Task directions: Write out the whole listing exactly as it stands.

::::

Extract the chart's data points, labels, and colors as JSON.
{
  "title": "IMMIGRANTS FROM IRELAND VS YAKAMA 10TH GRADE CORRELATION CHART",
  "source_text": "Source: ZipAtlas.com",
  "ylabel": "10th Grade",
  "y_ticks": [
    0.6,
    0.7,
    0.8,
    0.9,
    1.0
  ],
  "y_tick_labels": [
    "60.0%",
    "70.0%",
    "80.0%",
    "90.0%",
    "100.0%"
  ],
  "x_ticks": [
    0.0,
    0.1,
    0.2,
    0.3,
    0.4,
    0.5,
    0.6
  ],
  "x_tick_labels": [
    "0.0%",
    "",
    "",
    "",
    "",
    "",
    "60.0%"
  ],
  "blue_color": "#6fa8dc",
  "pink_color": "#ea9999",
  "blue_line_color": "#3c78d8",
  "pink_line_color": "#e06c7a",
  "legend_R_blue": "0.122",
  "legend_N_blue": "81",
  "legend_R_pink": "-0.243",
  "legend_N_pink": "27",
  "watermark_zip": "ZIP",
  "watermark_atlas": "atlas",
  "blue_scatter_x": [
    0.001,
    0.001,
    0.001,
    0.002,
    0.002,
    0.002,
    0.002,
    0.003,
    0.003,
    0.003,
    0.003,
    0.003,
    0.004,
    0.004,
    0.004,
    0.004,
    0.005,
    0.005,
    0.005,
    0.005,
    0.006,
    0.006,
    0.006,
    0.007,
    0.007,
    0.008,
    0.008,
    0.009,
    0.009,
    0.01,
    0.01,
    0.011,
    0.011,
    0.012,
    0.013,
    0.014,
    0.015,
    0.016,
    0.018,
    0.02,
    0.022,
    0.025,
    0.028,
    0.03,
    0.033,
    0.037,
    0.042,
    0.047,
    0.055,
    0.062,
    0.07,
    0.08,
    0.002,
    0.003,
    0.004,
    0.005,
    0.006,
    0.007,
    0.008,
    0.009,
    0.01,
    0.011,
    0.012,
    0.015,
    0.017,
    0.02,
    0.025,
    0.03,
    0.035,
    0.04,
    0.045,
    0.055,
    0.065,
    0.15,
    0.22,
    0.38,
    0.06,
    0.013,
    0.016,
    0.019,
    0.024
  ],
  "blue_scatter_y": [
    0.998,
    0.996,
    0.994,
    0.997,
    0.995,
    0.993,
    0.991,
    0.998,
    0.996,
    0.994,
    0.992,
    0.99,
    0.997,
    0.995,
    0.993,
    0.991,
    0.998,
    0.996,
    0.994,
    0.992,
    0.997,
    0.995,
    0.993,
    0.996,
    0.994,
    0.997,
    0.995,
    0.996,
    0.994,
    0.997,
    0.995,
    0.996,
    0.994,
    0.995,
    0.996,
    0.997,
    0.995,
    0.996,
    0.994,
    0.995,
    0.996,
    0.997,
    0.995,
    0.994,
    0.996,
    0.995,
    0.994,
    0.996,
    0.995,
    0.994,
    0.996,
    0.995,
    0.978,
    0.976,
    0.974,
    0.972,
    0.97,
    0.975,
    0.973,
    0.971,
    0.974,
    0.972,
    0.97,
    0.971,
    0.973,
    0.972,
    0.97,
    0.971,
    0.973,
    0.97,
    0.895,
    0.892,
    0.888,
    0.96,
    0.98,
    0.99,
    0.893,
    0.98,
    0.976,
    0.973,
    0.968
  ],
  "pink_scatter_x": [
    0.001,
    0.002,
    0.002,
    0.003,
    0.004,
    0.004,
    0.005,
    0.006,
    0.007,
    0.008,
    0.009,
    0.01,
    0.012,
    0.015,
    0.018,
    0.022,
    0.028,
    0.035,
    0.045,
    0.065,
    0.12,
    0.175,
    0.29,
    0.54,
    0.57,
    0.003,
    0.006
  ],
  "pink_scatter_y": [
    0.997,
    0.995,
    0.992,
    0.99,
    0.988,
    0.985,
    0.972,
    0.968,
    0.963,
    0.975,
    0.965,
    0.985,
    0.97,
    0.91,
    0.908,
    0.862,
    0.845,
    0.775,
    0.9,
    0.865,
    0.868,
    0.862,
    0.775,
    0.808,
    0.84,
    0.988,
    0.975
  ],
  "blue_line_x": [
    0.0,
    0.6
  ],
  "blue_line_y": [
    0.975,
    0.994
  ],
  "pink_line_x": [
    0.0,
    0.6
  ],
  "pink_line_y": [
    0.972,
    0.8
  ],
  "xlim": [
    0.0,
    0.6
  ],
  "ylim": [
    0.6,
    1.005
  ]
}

::::

Reply to the exercise:
Extract the chart's data points, labels, and colors as JSON.
{
  "title": "IMMIGRANTS FROM IRELAND VS YAKAMA 10TH GRADE CORRELATION CHART",
  "source_text": "Source: ZipAtlas.com",
  "ylabel": "10th Grade",
  "y_ticks": [
    0.6,
    0.7,
    0.8,
    0.9,
    1.0
  ],
  "y_tick_labels": [
    "60.0%",
    "70.0%",
    "80.0%",
    "90.0%",
    "100.0%"
  ],
  "x_ticks": [
    0.0,
    0.1,
    0.2,
    0.3,
    0.4,
    0.5,
    0.6
  ],
  "x_tick_labels": [
    "0.0%",
    "",
    "",
    "",
    "",
    "",
    "60.0%"
  ],
  "blue_color": "#6fa8dc",
  "pink_color": "#ea9999",
  "blue_line_color": "#3c78d8",
  "pink_line_color": "#e06c7a",
  "legend_R_blue": "0.122",
  "legend_N_blue": "81",
  "legend_R_pink": "-0.243",
  "legend_N_pink": "27",
  "watermark_zip": "ZIP",
  "watermark_atlas": "atlas",
  "blue_scatter_x": [
    0.001,
    0.001,
    0.001,
    0.002,
    0.002,
    0.002,
    0.002,
    0.003,
    0.003,
    0.003,
    0.003,
    0.003,
    0.004,
    0.004,
    0.004,
    0.004,
    0.005,
    0.005,
    0.005,
    0.005,
    0.006,
    0.006,
    0.006,
    0.007,
    0.007,
    0.008,
    0.008,
    0.009,
    0.009,
    0.01,
    0.01,
    0.011,
    0.011,
    0.012,
    0.013,
    0.014,
    0.015,
    0.016,
    0.018,
    0.02,
    0.022,
    0.025,
    0.028,
    0.03,
    0.033,
    0.037,
    0.042,
    0.047,
    0.055,
    0.062,
    0.07,
    0.08,
    0.002,
    0.003,
    0.004,
    0.005,
    0.006,
    0.007,
    0.008,
    0.009,
    0.01,
    0.011,
    0.012,
    0.015,
    0.017,
    0.02,
    0.025,
    0.03,
    0.035,
    0.04,
    0.045,
    0.055,
    0.065,
    0.15,
    0.22,
    0.38,
    0.06,
    0.013,
    0.016,
    0.019,
    0.024
  ],
  "blue_scatter_y": [
    0.998,
    0.996,
    0.994,
    0.997,
    0.995,
    0.993,
    0.991,
    0.998,
    0.996,
    0.994,
    0.992,
    0.99,
    0.997,
    0.995,
    0.993,
    0.991,
    0.998,
    0.996,
    0.994,
    0.992,
    0.997,
    0.995,
    0.993,
    0.996,
    0.994,
    0.997,
    0.995,
    0.996,
    0.994,
    0.997,
    0.995,
    0.996,
    0.994,
    0.995,
    0.996,
    0.997,
    0.995,
    0.996,
    0.994,
    0.995,
    0.996,
    0.997,
    0.995,
    0.994,
    0.996,
    0.995,
    0.994,
    0.996,
    0.995,
    0.994,
    0.996,
    0.995,
    0.978,
    0.976,
    0.974,
    0.972,
    0.97,
    0.975,
    0.973,
    0.971,
    0.974,
    0.972,
    0.97,
    0.971,
    0.973,
    0.972,
    0.97,
    0.971,
    0.973,
    0.97,
    0.895,
    0.892,
    0.888,
    0.96,
    0.98,
    0.99,
    0.893,
    0.98,
    0.976,
    0.973,
    0.968
  ],
  "pink_scatter_x": [
    0.001,
    0.002,
    0.002,
    0.003,
    0.004,
    0.004,
    0.005,
    0.006,
    0.007,
    0.008,
    0.009,
    0.01,
    0.012,
    0.015,
    0.018,
    0.022,
    0.028,
    0.035,
    0.045,
    0.065,
    0.12,
    0.175,
    0.29,
    0.54,
    0.57,
    0.003,
    0.006
  ],
  "pink_scatter_y": [
    0.997,
    0.995,
    0.992,
    0.99,
    0.988,
    0.985,
    0.972,
    0.968,
    0.963,
    0.975,
    0.965,
    0.985,
    0.97,
    0.91,
    0.908,
    0.862,
    0.845,
    0.775,
    0.9,
    0.865,
    0.868,
    0.862,
    0.775,
    0.808,
    0.84,
    0.988,
    0.975
  ],
  "blue_line_x": [
    0.0,
    0.6
  ],
  "blue_line_y": [
    0.975,
    0.994
  ],
  "pink_line_x": [
    0.0,
    0.6
  ],
  "pink_line_y": [
    0.972,
    0.8
  ],
  "xlim": [
    0.0,
    0.6
  ],
  "ylim": [
    0.6,
    1.005
  ]
}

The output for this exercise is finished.